• **Your goal**:
Check each line of the material below, and copy it if it holds the string "JSON".

• **Records**:
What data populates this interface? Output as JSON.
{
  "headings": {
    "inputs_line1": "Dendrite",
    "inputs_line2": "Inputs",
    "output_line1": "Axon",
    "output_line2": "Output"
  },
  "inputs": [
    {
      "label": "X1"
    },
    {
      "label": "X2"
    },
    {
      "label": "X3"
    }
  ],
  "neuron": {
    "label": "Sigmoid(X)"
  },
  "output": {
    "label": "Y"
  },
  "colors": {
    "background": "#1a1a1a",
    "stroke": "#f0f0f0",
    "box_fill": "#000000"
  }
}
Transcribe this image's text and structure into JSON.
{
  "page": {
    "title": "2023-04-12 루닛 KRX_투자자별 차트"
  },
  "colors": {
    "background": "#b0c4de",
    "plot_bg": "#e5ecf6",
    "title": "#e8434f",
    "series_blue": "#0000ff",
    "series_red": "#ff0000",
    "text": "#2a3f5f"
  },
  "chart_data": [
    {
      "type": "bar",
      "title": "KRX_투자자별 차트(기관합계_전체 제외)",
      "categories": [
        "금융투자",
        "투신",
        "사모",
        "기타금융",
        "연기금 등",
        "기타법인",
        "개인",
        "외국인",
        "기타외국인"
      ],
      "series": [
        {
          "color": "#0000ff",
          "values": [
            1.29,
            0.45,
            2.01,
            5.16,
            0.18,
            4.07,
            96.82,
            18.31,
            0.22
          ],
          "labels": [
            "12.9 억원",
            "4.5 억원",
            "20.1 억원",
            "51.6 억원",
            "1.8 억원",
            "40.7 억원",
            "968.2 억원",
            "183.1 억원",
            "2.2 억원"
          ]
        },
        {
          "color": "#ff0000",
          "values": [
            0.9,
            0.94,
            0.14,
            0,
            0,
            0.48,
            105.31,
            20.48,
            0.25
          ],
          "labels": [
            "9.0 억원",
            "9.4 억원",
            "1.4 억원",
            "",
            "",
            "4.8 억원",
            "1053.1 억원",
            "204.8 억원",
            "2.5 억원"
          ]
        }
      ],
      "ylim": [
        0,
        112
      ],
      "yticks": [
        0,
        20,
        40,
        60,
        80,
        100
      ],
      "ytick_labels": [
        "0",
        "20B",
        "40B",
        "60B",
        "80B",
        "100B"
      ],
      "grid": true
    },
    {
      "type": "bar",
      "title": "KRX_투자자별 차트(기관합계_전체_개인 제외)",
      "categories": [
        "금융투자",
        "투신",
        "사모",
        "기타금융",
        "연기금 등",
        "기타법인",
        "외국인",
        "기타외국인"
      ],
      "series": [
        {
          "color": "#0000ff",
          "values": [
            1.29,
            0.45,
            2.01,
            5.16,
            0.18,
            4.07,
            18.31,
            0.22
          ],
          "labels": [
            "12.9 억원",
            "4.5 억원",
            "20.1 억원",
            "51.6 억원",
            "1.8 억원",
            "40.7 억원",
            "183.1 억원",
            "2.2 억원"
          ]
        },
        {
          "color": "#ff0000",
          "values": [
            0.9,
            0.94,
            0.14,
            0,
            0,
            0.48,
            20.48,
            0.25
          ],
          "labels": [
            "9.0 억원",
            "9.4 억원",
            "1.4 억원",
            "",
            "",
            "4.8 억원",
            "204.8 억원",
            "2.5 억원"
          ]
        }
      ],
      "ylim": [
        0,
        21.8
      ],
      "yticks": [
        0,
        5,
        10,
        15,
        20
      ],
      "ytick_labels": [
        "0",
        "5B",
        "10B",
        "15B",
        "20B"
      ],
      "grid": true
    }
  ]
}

• **Response to this task**:
What data populates this interface? Output as JSON.
Transcribe this image's text and structure into JSON.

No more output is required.